▸ **EXERCISE AIM**:
Search the material for the word "reset" and copy each line that holds it.

▸ **DATASET RECORDS**:
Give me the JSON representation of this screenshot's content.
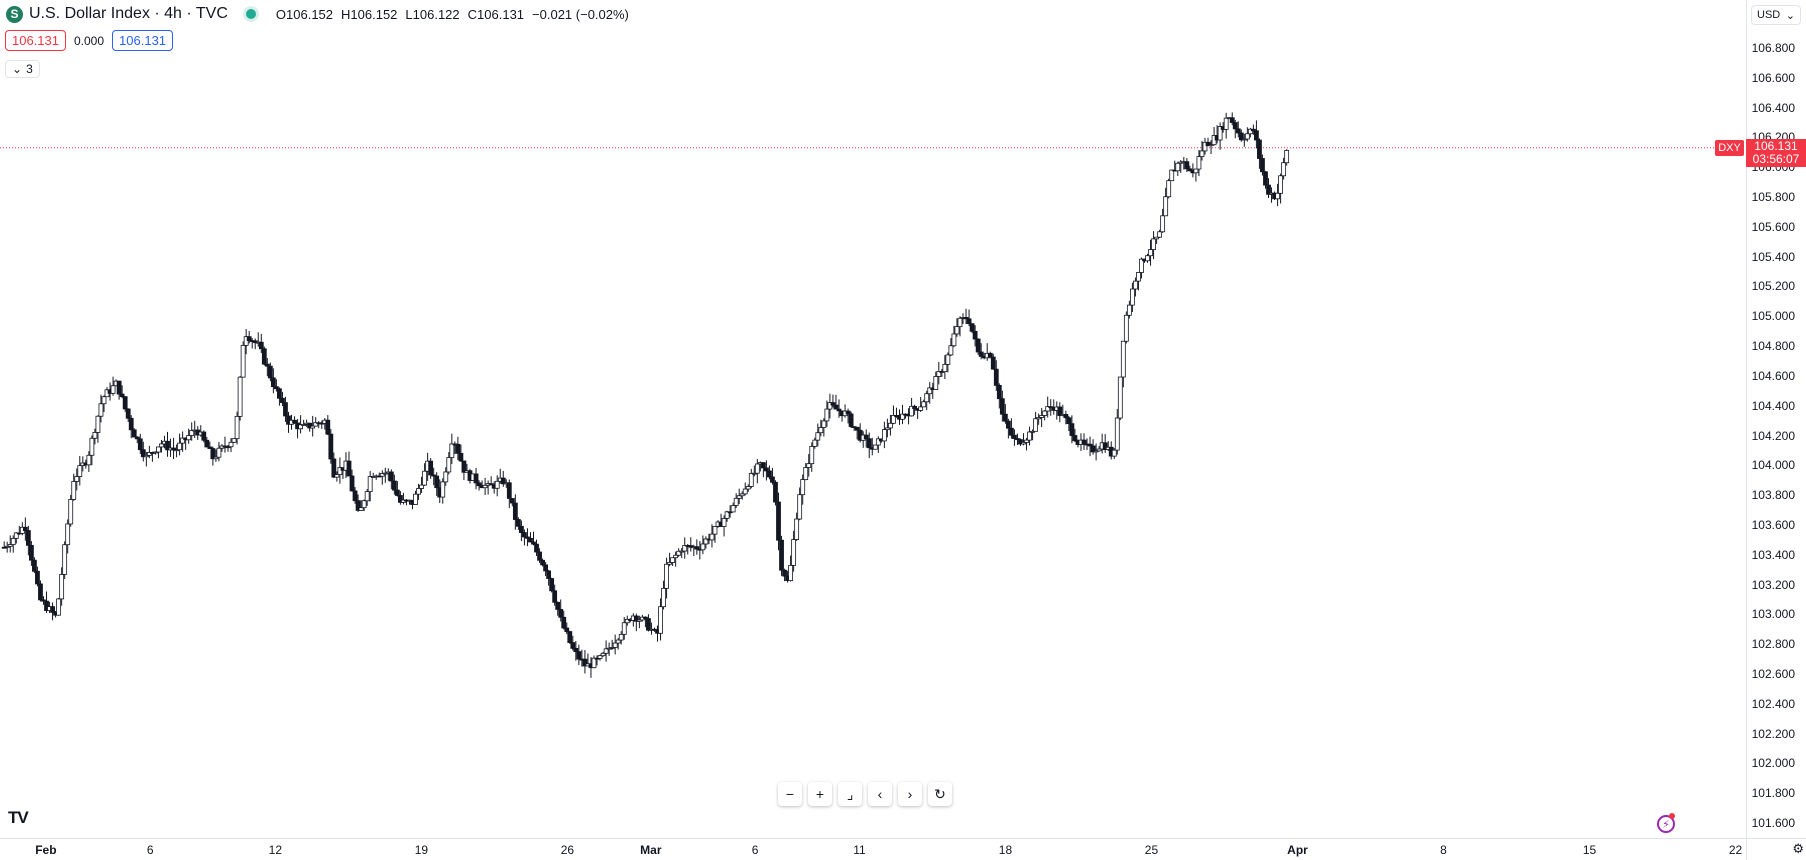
{
  "header": {
    "title": "U.S. Dollar Index · 4h · TVC",
    "symbol_icon": "S",
    "open_label": "O",
    "open": "106.152",
    "high_label": "H",
    "high": "106.152",
    "low_label": "L",
    "low": "106.122",
    "close_label": "C",
    "close": "106.131",
    "change": "−0.021 (−0.02%)",
    "bid": "106.131",
    "spread": "0.000",
    "ask": "106.131",
    "indicators_count": "3",
    "currency": "USD"
  },
  "last_price": {
    "ticker": "DXY",
    "price": "106.131",
    "countdown": "03:56:07"
  },
  "colors": {
    "up": "#131722",
    "down": "#131722",
    "last_line": "#f23645"
  },
  "icons": [
    "tradingview-logo-icon",
    "zoom-out-icon",
    "zoom-in-icon",
    "reset-scale-icon",
    "scroll-left-icon",
    "scroll-right-icon",
    "reset-chart-icon",
    "lightning-icon",
    "settings-icon",
    "chevron-down-icon"
  ],
  "toolbar": {
    "zoom_out": "−",
    "zoom_in": "+",
    "reset": "⌟",
    "left": "‹",
    "right": "›",
    "refresh": "↻"
  },
  "chart_data": {
    "type": "candlestick",
    "title": "U.S. Dollar Index · 4h · TVC",
    "ylabel": "",
    "xlabel": "",
    "ylim": [
      101.5,
      106.9
    ],
    "yticks": [
      "106.800",
      "106.600",
      "106.400",
      "106.200",
      "106.000",
      "105.800",
      "105.600",
      "105.400",
      "105.200",
      "105.000",
      "104.800",
      "104.600",
      "104.400",
      "104.200",
      "104.000",
      "103.800",
      "103.600",
      "103.400",
      "103.200",
      "103.000",
      "102.800",
      "102.600",
      "102.400",
      "102.200",
      "102.000",
      "101.800",
      "101.600"
    ],
    "xticks": [
      {
        "label": "Feb",
        "bold": true,
        "day": 0
      },
      {
        "label": "6",
        "bold": false,
        "day": 5
      },
      {
        "label": "12",
        "bold": false,
        "day": 11
      },
      {
        "label": "19",
        "bold": false,
        "day": 18
      },
      {
        "label": "26",
        "bold": false,
        "day": 25
      },
      {
        "label": "Mar",
        "bold": true,
        "day": 29
      },
      {
        "label": "6",
        "bold": false,
        "day": 34
      },
      {
        "label": "11",
        "bold": false,
        "day": 39
      },
      {
        "label": "18",
        "bold": false,
        "day": 46
      },
      {
        "label": "25",
        "bold": false,
        "day": 53
      },
      {
        "label": "Apr",
        "bold": true,
        "day": 60
      },
      {
        "label": "8",
        "bold": false,
        "day": 67
      },
      {
        "label": "15",
        "bold": false,
        "day": 74
      },
      {
        "label": "22",
        "bold": false,
        "day": 81
      }
    ],
    "x_range_days": [
      -2.2,
      81.5
    ],
    "last_value": 106.131,
    "keypoints": [
      {
        "day": -2.0,
        "price": 103.45
      },
      {
        "day": -1.0,
        "price": 103.6
      },
      {
        "day": -0.3,
        "price": 103.1
      },
      {
        "day": 0.5,
        "price": 102.98
      },
      {
        "day": 1.3,
        "price": 103.9
      },
      {
        "day": 2.0,
        "price": 104.05
      },
      {
        "day": 2.7,
        "price": 104.45
      },
      {
        "day": 3.4,
        "price": 104.55
      },
      {
        "day": 4.1,
        "price": 104.25
      },
      {
        "day": 4.8,
        "price": 104.05
      },
      {
        "day": 5.5,
        "price": 104.15
      },
      {
        "day": 6.2,
        "price": 104.1
      },
      {
        "day": 7.2,
        "price": 104.25
      },
      {
        "day": 8.0,
        "price": 104.05
      },
      {
        "day": 9.1,
        "price": 104.2
      },
      {
        "day": 9.5,
        "price": 104.9
      },
      {
        "day": 10.2,
        "price": 104.8
      },
      {
        "day": 10.9,
        "price": 104.55
      },
      {
        "day": 11.6,
        "price": 104.3
      },
      {
        "day": 12.3,
        "price": 104.25
      },
      {
        "day": 13.4,
        "price": 104.3
      },
      {
        "day": 13.8,
        "price": 103.95
      },
      {
        "day": 14.4,
        "price": 104.0
      },
      {
        "day": 15.0,
        "price": 103.65
      },
      {
        "day": 15.6,
        "price": 103.95
      },
      {
        "day": 16.4,
        "price": 103.95
      },
      {
        "day": 17.0,
        "price": 103.75
      },
      {
        "day": 17.6,
        "price": 103.75
      },
      {
        "day": 18.3,
        "price": 104.0
      },
      {
        "day": 18.9,
        "price": 103.8
      },
      {
        "day": 19.5,
        "price": 104.2
      },
      {
        "day": 20.1,
        "price": 103.95
      },
      {
        "day": 20.6,
        "price": 103.9
      },
      {
        "day": 21.2,
        "price": 103.85
      },
      {
        "day": 22.0,
        "price": 103.9
      },
      {
        "day": 22.7,
        "price": 103.55
      },
      {
        "day": 23.4,
        "price": 103.45
      },
      {
        "day": 24.0,
        "price": 103.3
      },
      {
        "day": 24.7,
        "price": 102.95
      },
      {
        "day": 25.3,
        "price": 102.75
      },
      {
        "day": 25.9,
        "price": 102.65
      },
      {
        "day": 26.6,
        "price": 102.7
      },
      {
        "day": 27.4,
        "price": 102.85
      },
      {
        "day": 28.1,
        "price": 103.0
      },
      {
        "day": 28.7,
        "price": 102.95
      },
      {
        "day": 29.3,
        "price": 102.85
      },
      {
        "day": 29.7,
        "price": 103.3
      },
      {
        "day": 30.5,
        "price": 103.45
      },
      {
        "day": 31.3,
        "price": 103.45
      },
      {
        "day": 32.0,
        "price": 103.55
      },
      {
        "day": 32.8,
        "price": 103.7
      },
      {
        "day": 33.5,
        "price": 103.85
      },
      {
        "day": 34.2,
        "price": 104.0
      },
      {
        "day": 34.9,
        "price": 103.9
      },
      {
        "day": 35.2,
        "price": 103.35
      },
      {
        "day": 35.6,
        "price": 103.2
      },
      {
        "day": 36.1,
        "price": 103.8
      },
      {
        "day": 36.8,
        "price": 104.15
      },
      {
        "day": 37.5,
        "price": 104.4
      },
      {
        "day": 38.3,
        "price": 104.35
      },
      {
        "day": 39.0,
        "price": 104.2
      },
      {
        "day": 39.7,
        "price": 104.1
      },
      {
        "day": 40.5,
        "price": 104.3
      },
      {
        "day": 41.2,
        "price": 104.35
      },
      {
        "day": 41.9,
        "price": 104.4
      },
      {
        "day": 42.6,
        "price": 104.55
      },
      {
        "day": 43.3,
        "price": 104.75
      },
      {
        "day": 43.7,
        "price": 104.95
      },
      {
        "day": 44.2,
        "price": 105.0
      },
      {
        "day": 44.7,
        "price": 104.75
      },
      {
        "day": 45.3,
        "price": 104.75
      },
      {
        "day": 45.9,
        "price": 104.3
      },
      {
        "day": 46.5,
        "price": 104.15
      },
      {
        "day": 47.1,
        "price": 104.2
      },
      {
        "day": 47.7,
        "price": 104.35
      },
      {
        "day": 48.3,
        "price": 104.4
      },
      {
        "day": 48.9,
        "price": 104.3
      },
      {
        "day": 49.5,
        "price": 104.15
      },
      {
        "day": 50.1,
        "price": 104.1
      },
      {
        "day": 50.7,
        "price": 104.15
      },
      {
        "day": 51.2,
        "price": 104.05
      },
      {
        "day": 51.7,
        "price": 104.95
      },
      {
        "day": 52.3,
        "price": 105.3
      },
      {
        "day": 52.9,
        "price": 105.45
      },
      {
        "day": 53.4,
        "price": 105.55
      },
      {
        "day": 53.9,
        "price": 105.95
      },
      {
        "day": 54.4,
        "price": 106.05
      },
      {
        "day": 55.0,
        "price": 105.95
      },
      {
        "day": 55.5,
        "price": 106.15
      },
      {
        "day": 56.1,
        "price": 106.2
      },
      {
        "day": 56.7,
        "price": 106.35
      },
      {
        "day": 57.3,
        "price": 106.2
      },
      {
        "day": 57.9,
        "price": 106.25
      },
      {
        "day": 58.5,
        "price": 105.85
      },
      {
        "day": 59.0,
        "price": 105.8
      },
      {
        "day": 59.5,
        "price": 106.131
      }
    ]
  }
}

▸ **REPLY TO THE EXERCISE**:
    "reset-scale-icon",
    "reset-chart-icon",
    "reset": "⌟",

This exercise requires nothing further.